# Exercise objective:
Which lines hold the word "this"? Show each of them.

# Record list:

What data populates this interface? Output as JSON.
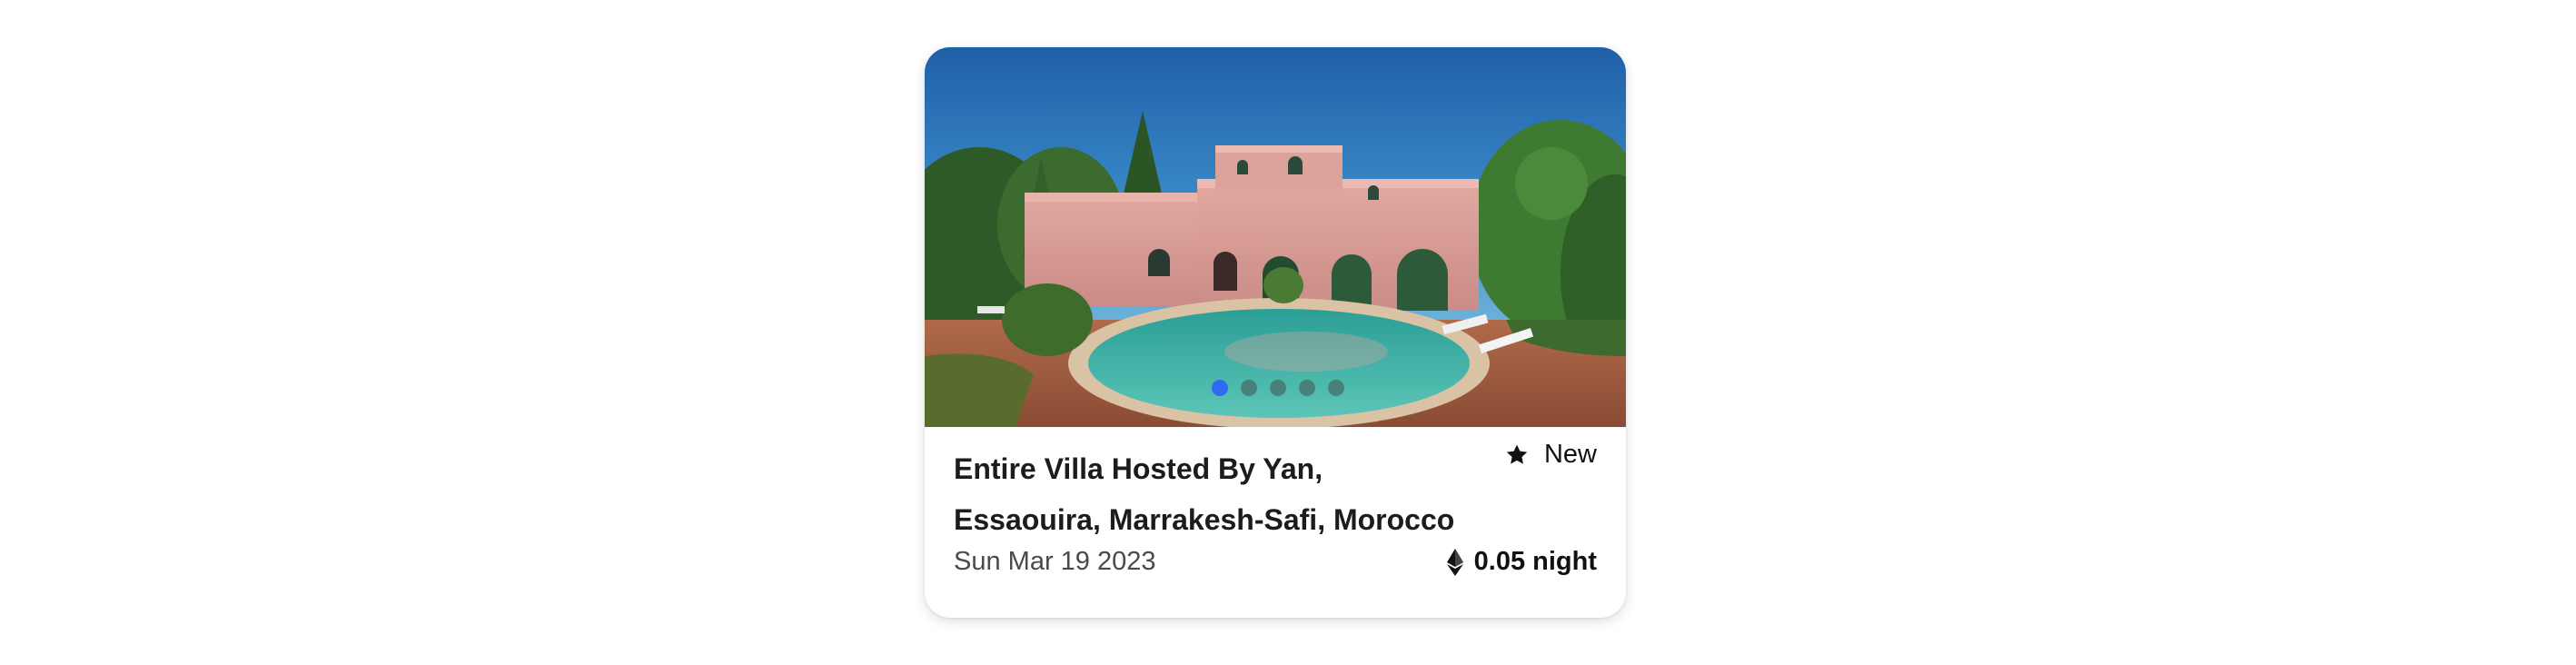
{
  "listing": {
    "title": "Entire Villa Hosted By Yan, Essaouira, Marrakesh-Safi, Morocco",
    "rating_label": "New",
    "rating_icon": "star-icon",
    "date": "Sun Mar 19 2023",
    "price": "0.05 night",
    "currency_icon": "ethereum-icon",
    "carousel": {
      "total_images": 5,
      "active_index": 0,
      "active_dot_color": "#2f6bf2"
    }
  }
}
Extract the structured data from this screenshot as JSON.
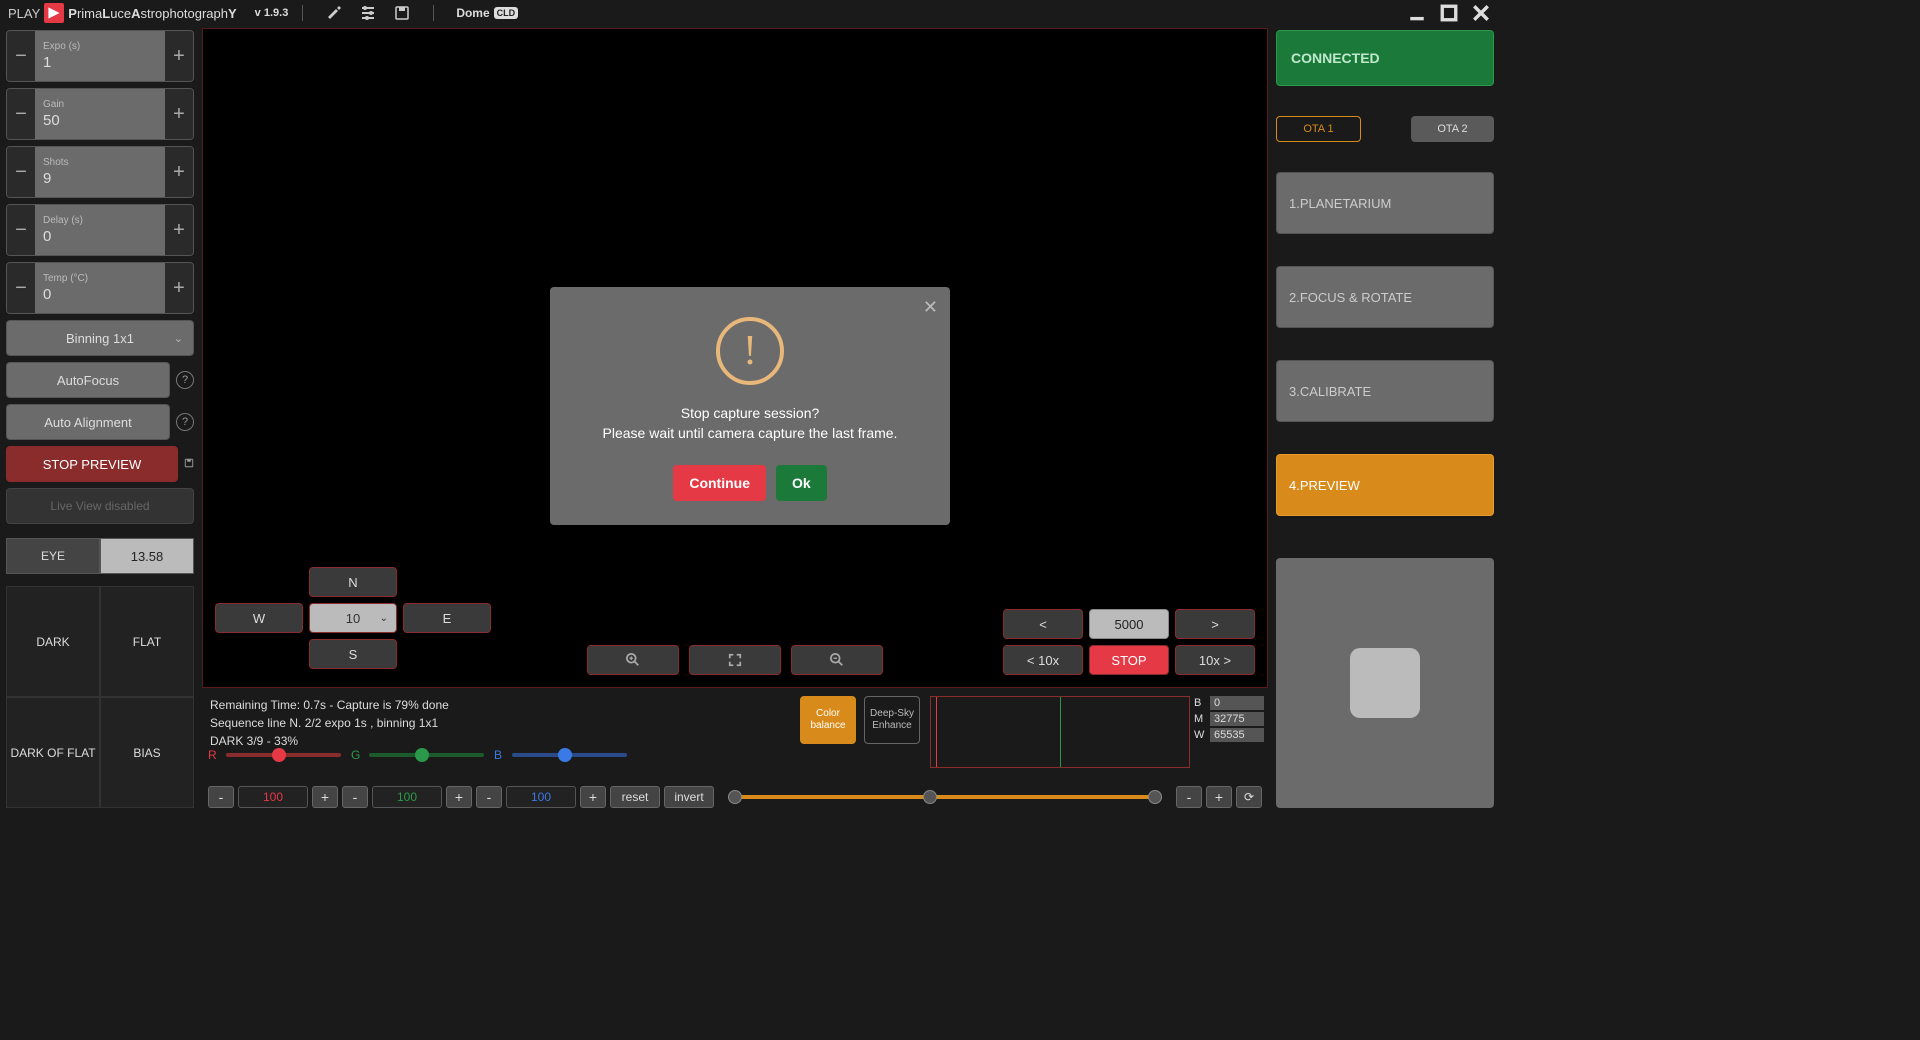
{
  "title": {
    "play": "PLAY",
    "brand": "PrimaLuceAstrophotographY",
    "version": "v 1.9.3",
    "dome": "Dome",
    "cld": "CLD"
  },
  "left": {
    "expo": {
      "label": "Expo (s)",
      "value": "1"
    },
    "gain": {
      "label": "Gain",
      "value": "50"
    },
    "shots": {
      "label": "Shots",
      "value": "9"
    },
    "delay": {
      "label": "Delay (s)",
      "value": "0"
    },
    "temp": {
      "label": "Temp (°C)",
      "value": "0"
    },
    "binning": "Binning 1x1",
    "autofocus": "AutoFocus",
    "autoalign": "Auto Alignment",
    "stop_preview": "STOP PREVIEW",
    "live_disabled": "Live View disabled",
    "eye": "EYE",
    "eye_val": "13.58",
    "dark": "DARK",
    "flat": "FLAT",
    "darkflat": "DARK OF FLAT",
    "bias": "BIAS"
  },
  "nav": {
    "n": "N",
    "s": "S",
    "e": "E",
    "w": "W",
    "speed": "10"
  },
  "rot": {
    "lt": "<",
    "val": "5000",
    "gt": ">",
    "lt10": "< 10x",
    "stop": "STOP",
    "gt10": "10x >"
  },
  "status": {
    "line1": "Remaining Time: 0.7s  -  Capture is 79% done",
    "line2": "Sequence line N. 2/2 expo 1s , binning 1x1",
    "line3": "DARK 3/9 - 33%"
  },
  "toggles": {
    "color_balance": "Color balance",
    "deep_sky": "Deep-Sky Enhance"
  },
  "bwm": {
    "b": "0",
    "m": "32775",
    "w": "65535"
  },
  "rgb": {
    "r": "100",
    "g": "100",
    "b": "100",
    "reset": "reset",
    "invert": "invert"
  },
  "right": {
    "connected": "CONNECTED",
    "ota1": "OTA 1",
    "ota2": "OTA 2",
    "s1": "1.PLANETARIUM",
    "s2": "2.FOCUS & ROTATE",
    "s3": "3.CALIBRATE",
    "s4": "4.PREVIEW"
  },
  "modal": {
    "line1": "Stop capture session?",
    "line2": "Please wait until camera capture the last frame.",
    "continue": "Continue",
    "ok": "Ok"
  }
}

# Response to the task:
What data populates this interface? Output as JSON.
Extract the structured data from this screenshot as JSON.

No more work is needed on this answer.